**THE EXERCISE**
Count every line in the entries that contains "JSON". Report that count alone.

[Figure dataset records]
··········

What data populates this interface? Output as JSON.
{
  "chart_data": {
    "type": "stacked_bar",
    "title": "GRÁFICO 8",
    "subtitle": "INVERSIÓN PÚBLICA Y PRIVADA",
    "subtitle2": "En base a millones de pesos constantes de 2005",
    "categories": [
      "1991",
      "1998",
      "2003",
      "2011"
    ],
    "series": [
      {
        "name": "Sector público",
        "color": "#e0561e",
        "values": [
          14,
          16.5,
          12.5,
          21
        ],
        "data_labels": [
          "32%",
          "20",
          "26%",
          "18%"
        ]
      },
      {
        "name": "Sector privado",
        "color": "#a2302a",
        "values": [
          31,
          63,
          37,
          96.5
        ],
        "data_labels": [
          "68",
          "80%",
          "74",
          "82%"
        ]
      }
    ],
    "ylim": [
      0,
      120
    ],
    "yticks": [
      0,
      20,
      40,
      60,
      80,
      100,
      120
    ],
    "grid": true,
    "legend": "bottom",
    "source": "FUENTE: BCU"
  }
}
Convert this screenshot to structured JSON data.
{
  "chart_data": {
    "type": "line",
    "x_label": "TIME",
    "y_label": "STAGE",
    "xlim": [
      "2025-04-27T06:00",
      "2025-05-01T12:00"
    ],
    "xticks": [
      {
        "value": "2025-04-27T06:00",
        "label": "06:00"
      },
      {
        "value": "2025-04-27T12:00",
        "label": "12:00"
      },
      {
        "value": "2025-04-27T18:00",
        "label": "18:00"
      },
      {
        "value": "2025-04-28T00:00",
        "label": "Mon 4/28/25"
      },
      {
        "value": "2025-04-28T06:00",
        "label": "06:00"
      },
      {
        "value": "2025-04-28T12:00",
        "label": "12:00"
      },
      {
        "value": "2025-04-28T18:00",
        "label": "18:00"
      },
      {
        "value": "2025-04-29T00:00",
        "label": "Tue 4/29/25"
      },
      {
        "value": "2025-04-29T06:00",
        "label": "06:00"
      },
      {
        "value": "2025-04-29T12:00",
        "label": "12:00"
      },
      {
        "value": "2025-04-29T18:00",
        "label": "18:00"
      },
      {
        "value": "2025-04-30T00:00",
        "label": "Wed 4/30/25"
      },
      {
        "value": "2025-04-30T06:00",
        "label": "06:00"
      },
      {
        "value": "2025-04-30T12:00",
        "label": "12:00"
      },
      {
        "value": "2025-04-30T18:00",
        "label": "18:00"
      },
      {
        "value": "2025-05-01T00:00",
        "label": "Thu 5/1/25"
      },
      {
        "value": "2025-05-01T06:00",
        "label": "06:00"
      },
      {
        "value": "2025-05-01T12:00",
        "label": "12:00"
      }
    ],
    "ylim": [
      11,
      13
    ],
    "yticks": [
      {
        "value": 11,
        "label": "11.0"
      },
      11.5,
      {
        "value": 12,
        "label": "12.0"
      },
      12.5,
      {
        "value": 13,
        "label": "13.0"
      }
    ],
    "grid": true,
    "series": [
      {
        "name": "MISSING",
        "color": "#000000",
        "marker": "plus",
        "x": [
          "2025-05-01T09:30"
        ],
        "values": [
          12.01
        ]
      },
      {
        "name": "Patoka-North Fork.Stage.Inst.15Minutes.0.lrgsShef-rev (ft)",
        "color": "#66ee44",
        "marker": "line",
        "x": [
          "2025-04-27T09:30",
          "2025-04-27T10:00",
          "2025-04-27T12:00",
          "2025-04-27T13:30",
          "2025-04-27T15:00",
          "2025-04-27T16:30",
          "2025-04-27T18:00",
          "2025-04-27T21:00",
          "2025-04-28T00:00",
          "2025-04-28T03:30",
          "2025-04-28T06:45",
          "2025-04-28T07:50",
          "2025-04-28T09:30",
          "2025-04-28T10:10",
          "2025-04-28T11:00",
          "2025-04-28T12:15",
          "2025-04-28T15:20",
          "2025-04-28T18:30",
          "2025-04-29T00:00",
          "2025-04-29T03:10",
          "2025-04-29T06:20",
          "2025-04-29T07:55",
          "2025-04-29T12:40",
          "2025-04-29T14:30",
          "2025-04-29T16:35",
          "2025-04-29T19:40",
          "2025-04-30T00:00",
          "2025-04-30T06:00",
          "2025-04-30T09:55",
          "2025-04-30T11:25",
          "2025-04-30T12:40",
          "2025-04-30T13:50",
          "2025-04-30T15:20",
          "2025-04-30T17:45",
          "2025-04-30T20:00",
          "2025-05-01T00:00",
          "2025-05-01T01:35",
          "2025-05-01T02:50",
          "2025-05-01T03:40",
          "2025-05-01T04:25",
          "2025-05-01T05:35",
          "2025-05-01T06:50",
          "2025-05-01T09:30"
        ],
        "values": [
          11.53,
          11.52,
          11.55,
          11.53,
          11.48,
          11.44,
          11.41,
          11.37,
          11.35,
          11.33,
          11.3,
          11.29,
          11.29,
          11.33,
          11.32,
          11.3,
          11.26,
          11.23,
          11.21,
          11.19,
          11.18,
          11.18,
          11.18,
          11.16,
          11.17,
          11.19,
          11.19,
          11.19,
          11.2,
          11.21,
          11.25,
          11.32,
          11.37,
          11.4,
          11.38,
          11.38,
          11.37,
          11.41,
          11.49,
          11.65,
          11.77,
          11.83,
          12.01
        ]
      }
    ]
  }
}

··········

**REPLY**
2